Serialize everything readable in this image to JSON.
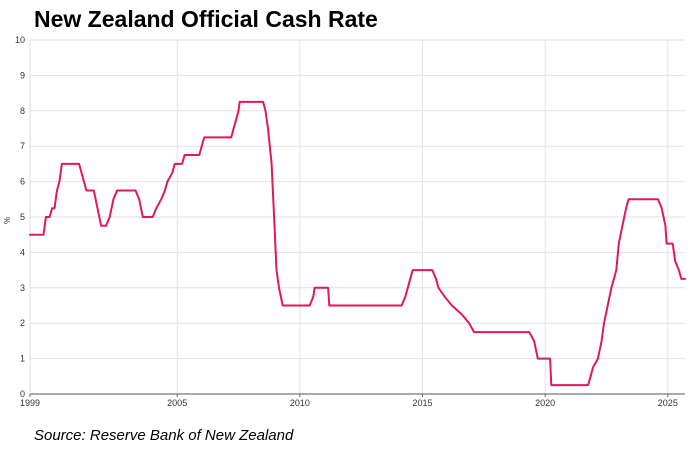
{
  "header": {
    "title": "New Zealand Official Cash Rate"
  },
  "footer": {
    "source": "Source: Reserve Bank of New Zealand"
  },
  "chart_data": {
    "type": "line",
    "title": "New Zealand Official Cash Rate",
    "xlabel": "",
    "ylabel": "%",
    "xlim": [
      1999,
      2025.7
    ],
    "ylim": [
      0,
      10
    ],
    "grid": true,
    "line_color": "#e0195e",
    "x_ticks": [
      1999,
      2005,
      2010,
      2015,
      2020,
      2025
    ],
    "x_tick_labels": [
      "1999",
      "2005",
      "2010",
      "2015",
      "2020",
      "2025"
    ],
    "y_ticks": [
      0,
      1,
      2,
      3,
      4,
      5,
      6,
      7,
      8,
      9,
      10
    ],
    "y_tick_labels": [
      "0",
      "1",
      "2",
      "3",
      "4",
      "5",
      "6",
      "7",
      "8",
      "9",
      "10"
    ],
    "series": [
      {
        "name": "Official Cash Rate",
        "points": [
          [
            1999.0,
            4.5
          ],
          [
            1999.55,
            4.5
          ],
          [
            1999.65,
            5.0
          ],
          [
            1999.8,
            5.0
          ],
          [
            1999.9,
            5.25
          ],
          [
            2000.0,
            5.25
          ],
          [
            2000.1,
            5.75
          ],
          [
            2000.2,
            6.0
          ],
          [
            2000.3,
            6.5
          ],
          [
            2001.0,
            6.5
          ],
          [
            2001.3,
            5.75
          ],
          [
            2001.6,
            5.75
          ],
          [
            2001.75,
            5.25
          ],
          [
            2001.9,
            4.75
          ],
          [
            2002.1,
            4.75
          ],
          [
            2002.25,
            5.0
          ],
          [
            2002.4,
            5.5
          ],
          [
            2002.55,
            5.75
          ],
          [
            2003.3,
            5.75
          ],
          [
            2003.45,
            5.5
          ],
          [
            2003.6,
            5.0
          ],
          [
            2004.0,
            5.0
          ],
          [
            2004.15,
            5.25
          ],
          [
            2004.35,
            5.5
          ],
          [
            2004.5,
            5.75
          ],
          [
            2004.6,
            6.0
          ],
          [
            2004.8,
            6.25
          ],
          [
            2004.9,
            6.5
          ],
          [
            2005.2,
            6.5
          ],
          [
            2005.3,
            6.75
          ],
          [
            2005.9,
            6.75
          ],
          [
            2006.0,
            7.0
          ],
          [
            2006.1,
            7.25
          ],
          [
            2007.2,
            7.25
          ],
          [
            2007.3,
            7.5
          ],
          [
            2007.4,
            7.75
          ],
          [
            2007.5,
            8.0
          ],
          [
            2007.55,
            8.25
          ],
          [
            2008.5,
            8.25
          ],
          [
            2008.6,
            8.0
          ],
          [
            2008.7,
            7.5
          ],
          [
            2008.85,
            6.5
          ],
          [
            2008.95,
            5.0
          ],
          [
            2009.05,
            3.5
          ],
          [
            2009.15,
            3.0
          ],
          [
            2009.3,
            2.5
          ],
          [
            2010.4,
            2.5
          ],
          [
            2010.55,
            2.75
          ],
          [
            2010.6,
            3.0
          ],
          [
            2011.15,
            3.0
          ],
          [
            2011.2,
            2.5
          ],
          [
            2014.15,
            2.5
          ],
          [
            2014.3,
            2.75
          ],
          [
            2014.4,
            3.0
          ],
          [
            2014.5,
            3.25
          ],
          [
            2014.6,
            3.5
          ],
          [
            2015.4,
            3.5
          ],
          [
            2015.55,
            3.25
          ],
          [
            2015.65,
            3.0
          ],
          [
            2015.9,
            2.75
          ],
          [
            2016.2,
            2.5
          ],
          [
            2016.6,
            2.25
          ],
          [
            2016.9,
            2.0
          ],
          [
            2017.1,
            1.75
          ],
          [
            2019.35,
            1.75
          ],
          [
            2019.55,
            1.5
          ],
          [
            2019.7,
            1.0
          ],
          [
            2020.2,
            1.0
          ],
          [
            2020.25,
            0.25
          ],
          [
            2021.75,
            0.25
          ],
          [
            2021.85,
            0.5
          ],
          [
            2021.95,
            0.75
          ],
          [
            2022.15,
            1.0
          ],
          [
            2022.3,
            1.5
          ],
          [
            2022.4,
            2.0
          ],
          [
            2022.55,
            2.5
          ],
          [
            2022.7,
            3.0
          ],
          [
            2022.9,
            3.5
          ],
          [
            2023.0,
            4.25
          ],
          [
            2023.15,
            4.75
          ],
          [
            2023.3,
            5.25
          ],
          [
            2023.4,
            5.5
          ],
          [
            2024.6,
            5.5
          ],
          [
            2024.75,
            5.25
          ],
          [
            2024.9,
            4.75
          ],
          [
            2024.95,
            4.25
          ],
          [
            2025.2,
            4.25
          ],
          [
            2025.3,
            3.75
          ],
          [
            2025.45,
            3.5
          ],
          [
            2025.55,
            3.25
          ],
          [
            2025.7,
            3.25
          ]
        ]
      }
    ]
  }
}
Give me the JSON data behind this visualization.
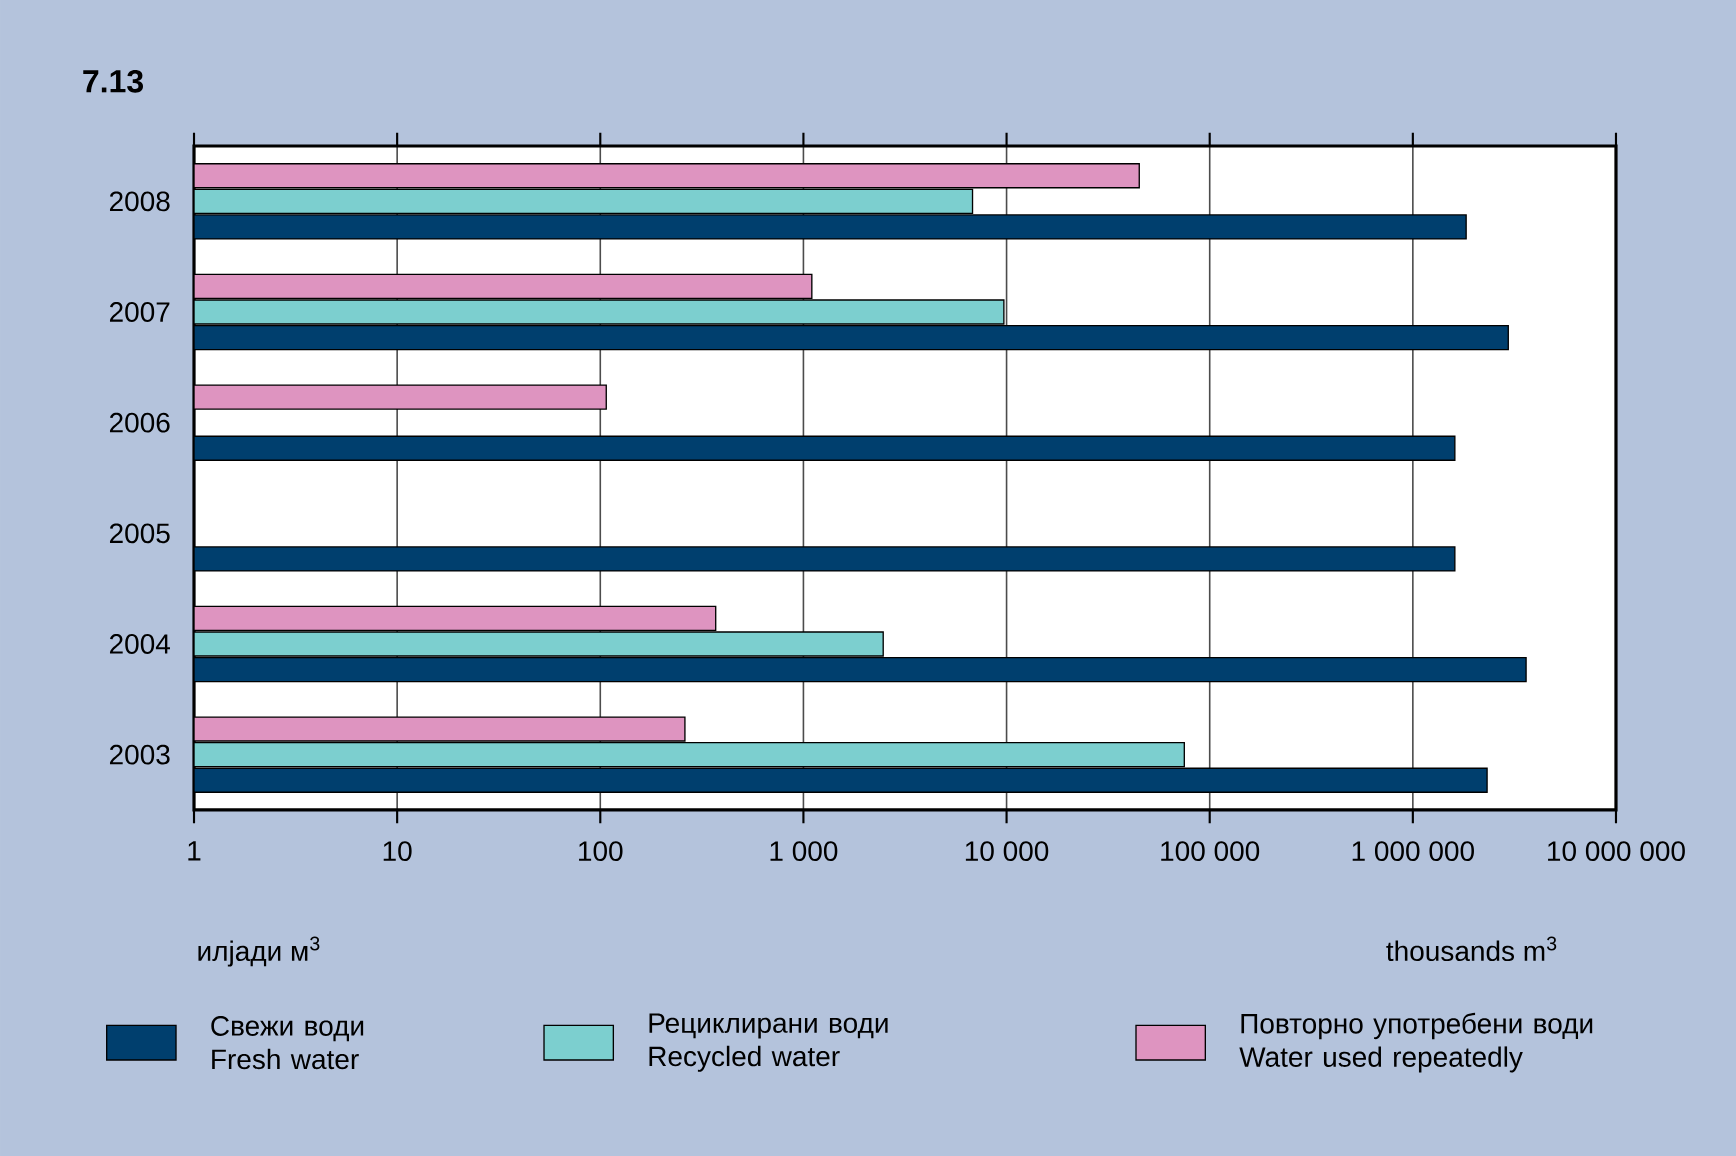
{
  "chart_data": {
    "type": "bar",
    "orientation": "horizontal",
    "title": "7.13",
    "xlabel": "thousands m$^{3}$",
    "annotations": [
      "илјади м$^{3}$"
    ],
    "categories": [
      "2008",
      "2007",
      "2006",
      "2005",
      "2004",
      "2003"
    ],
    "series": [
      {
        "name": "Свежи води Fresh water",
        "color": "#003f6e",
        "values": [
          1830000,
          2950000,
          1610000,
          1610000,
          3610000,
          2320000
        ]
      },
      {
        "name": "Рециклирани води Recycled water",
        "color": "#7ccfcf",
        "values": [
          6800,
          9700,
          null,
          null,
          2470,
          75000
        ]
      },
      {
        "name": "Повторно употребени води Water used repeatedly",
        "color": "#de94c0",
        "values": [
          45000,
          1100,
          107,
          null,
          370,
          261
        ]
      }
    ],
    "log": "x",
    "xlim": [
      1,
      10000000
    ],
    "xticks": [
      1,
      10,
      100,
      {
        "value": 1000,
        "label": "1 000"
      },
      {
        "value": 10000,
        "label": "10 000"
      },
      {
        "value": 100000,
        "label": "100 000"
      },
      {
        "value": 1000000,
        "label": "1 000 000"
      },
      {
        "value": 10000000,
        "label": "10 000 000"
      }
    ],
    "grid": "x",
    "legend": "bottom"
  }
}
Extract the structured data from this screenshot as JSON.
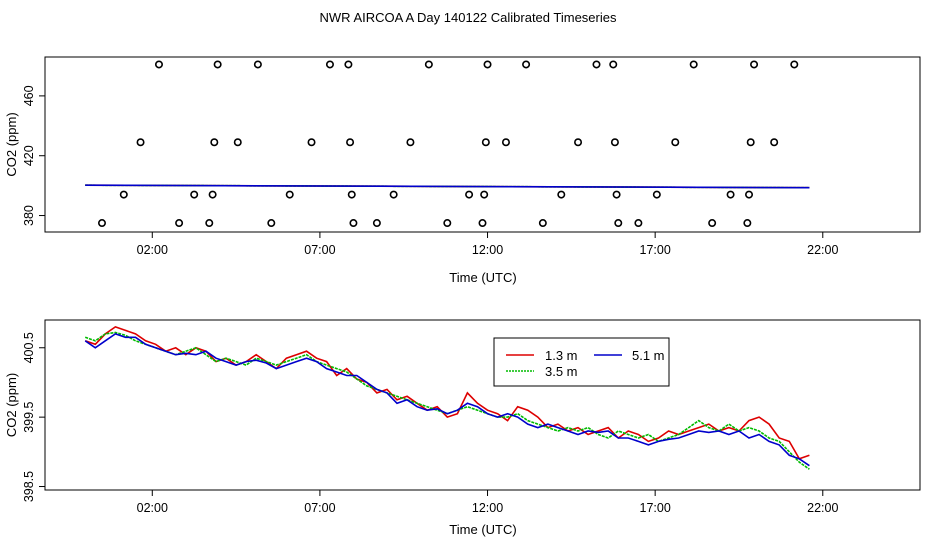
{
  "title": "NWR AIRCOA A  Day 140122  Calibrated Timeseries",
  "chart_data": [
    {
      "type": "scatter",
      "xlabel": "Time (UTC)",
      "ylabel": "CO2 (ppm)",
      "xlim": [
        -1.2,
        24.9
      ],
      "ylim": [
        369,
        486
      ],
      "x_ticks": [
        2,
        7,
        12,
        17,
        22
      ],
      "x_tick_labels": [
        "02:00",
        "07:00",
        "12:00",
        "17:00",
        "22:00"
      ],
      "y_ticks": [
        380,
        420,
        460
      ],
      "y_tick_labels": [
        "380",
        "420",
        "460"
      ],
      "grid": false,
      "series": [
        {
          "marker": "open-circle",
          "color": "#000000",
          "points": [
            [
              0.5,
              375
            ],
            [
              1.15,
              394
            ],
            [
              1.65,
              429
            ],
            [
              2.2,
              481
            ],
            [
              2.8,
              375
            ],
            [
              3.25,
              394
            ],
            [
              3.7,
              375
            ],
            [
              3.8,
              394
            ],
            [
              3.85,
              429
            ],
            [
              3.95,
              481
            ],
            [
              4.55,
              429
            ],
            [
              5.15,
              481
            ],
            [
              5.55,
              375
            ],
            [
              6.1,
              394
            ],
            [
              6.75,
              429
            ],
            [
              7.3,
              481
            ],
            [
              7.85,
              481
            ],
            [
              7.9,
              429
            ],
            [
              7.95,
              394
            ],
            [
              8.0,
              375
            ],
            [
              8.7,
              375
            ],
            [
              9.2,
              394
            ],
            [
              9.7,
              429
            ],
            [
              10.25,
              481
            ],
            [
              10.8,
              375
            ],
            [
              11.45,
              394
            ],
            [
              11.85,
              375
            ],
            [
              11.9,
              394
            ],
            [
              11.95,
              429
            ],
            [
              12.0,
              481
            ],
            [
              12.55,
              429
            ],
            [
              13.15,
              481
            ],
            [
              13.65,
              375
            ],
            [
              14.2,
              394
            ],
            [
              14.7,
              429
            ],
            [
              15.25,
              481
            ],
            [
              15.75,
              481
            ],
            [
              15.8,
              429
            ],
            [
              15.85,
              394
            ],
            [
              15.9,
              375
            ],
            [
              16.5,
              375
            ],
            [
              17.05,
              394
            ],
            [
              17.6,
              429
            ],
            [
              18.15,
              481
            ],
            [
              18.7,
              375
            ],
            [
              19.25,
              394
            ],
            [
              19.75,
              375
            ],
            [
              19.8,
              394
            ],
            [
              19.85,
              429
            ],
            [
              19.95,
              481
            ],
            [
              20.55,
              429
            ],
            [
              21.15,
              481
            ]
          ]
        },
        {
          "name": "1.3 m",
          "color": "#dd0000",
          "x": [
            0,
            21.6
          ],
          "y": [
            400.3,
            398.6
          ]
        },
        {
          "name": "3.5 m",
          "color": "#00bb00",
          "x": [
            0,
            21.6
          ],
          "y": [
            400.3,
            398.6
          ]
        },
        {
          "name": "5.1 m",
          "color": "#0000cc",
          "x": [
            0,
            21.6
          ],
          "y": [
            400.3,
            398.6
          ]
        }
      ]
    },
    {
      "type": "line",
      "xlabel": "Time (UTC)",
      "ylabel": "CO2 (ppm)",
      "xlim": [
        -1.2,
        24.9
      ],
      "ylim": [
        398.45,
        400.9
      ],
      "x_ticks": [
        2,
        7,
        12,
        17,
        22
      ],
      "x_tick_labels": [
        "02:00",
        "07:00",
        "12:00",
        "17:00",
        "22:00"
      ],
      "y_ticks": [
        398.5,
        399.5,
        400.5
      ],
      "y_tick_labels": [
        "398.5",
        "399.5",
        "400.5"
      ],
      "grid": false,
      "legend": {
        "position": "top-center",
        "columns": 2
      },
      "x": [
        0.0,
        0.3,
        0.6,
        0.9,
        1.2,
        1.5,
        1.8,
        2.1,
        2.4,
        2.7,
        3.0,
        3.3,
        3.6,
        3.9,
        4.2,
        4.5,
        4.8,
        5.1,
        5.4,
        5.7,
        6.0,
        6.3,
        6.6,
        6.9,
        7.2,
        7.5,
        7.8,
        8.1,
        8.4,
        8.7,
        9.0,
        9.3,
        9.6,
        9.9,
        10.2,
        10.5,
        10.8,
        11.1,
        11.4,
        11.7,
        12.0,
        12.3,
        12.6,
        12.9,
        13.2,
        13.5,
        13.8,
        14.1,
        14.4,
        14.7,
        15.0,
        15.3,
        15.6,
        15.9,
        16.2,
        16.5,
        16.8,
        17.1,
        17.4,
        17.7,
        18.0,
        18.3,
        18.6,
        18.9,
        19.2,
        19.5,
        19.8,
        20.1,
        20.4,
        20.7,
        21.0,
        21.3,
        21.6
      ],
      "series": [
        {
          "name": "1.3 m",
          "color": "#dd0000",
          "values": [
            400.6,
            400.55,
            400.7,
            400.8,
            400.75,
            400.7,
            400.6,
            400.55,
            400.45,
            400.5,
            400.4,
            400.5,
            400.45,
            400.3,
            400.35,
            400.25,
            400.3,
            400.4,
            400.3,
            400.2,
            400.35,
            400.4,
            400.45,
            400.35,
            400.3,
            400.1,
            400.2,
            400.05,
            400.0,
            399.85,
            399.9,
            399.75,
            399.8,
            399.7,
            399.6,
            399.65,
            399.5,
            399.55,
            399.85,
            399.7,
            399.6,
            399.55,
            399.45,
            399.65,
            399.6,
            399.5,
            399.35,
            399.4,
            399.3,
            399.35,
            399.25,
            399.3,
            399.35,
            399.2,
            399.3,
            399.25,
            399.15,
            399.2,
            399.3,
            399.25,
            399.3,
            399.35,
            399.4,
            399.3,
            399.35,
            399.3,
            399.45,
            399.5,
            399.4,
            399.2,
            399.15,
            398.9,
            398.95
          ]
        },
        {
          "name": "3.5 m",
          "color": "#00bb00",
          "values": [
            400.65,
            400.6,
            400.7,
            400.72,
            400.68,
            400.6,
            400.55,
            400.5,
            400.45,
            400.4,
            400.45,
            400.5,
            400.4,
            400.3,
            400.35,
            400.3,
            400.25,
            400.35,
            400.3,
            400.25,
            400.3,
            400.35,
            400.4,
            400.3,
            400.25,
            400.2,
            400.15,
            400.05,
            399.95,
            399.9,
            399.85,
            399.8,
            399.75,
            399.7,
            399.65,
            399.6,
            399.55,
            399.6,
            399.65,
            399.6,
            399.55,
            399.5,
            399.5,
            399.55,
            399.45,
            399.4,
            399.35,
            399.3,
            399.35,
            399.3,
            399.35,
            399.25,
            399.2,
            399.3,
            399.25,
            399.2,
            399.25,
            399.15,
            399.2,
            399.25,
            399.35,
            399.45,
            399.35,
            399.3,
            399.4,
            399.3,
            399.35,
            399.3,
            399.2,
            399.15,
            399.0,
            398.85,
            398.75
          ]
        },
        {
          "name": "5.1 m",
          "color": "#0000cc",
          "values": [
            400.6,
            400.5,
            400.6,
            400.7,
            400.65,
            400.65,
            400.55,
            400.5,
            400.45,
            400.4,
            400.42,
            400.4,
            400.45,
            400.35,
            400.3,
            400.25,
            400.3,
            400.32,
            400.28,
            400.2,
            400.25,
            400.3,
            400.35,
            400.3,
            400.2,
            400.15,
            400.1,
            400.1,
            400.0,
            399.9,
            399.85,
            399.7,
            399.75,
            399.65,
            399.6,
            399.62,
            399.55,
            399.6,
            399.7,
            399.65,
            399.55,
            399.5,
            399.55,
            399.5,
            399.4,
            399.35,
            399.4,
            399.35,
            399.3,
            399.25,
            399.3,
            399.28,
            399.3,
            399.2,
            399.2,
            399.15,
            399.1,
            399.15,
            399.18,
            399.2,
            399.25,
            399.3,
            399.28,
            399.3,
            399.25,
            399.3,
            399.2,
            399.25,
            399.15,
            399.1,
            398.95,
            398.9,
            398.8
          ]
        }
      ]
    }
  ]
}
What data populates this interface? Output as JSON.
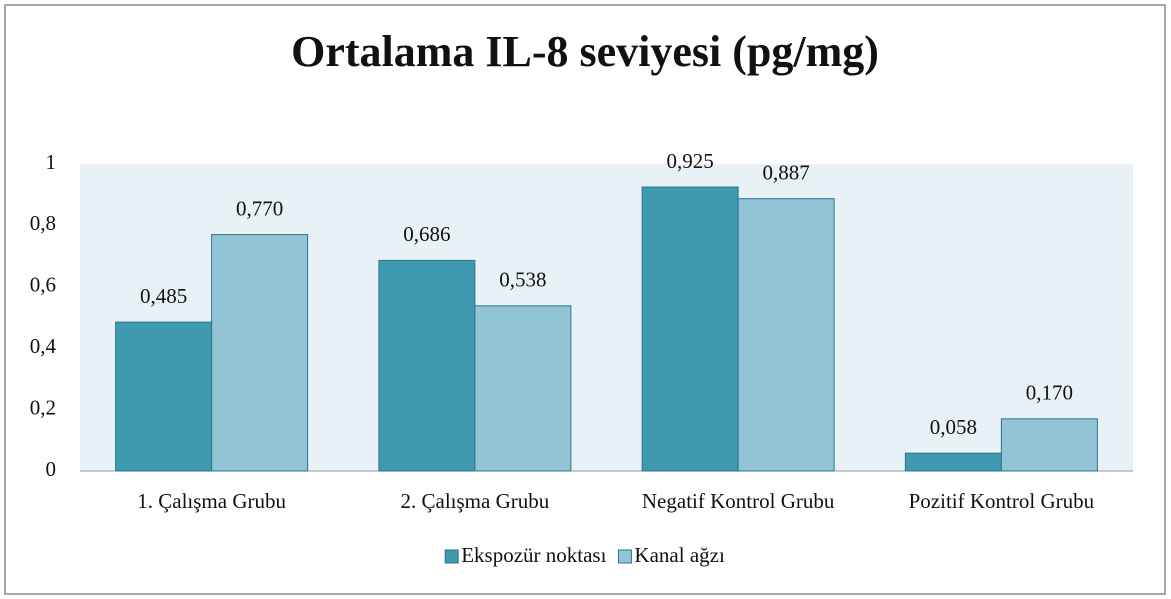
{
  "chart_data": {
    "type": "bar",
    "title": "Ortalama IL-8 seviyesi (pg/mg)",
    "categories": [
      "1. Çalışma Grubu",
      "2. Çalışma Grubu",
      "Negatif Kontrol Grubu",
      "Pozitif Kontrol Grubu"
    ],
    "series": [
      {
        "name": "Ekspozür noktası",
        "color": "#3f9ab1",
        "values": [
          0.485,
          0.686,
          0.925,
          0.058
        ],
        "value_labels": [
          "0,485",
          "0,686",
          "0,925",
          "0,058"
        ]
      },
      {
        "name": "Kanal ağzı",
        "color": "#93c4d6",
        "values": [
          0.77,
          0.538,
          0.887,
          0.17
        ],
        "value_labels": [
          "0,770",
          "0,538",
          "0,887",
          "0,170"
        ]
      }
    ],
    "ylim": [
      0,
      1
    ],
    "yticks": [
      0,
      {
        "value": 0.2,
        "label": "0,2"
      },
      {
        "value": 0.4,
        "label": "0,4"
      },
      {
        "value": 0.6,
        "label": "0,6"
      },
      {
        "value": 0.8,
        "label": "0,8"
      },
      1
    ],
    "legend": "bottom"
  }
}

────

_Brief_
Copy out every line with the word "this".

_Worked answer_
Serialize everything readable in this image to JSON.
Give me the JSON data behind this visualization.
Extract the structured data from this screenshot as JSON.
What data populates this interface? Output as JSON.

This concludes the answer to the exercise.